In the entries below, spot each line with the word "randomised" and copy it.

(Supplied records)

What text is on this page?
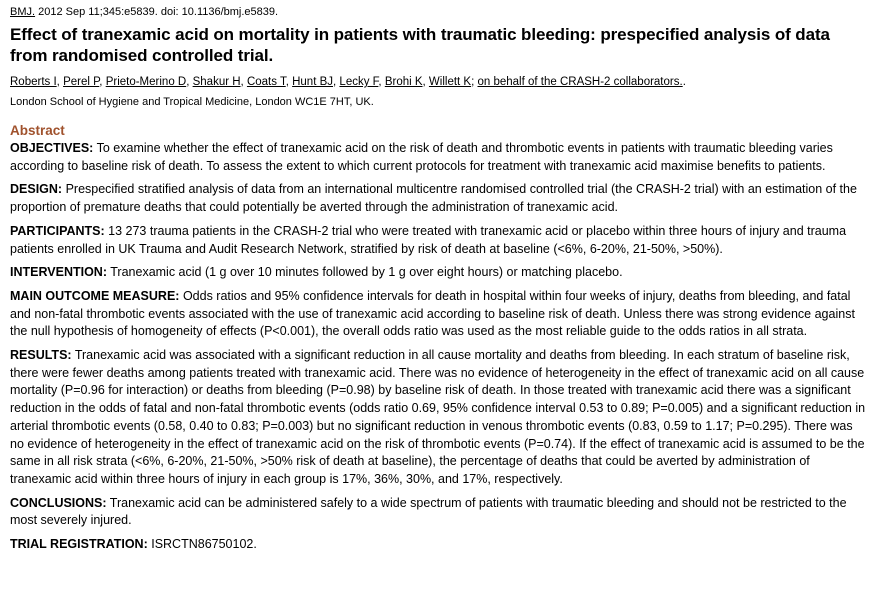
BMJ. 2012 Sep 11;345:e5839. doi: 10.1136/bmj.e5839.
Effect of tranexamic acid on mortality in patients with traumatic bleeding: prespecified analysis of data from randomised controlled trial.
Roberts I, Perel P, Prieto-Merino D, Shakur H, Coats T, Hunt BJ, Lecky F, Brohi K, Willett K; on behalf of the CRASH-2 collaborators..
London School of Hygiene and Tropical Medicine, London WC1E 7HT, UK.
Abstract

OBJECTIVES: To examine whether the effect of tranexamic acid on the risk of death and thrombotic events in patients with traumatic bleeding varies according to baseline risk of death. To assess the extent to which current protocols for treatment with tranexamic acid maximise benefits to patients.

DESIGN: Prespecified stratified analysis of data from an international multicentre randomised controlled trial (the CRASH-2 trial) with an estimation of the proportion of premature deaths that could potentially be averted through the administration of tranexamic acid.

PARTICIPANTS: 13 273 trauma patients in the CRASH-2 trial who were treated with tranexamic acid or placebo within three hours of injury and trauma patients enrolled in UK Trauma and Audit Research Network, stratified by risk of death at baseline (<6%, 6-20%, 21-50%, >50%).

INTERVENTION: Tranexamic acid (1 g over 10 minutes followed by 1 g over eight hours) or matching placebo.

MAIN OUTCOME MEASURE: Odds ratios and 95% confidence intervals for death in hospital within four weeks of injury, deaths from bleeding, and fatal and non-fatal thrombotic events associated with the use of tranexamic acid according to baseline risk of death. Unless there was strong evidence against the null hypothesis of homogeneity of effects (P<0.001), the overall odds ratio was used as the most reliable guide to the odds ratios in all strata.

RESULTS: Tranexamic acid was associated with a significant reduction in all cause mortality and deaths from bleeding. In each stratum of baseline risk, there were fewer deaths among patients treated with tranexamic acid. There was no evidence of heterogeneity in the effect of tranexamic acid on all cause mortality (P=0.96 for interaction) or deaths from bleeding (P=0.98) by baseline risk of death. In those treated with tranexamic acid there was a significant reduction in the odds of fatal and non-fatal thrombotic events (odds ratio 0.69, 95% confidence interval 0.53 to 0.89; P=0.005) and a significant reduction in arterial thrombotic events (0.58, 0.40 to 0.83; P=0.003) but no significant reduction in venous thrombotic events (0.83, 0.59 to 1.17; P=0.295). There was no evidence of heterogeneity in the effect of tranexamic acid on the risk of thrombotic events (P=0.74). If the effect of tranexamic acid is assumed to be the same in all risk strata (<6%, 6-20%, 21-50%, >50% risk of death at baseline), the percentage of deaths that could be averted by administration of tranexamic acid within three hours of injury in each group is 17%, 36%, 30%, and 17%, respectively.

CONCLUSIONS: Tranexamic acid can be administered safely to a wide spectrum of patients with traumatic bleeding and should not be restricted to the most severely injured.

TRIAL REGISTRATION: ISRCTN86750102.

(End Supplied records)

> **Solution to this task**:
Effect of tranexamic acid on mortality in patients with traumatic bleeding: prespecified analysis of data from randomised controlled trial.
DESIGN: Prespecified stratified analysis of data from an international multicentre randomised controlled trial (the CRASH-2 trial) with an estimation of the proportion of premature deaths that could potentially be averted through the administration of tranexamic acid.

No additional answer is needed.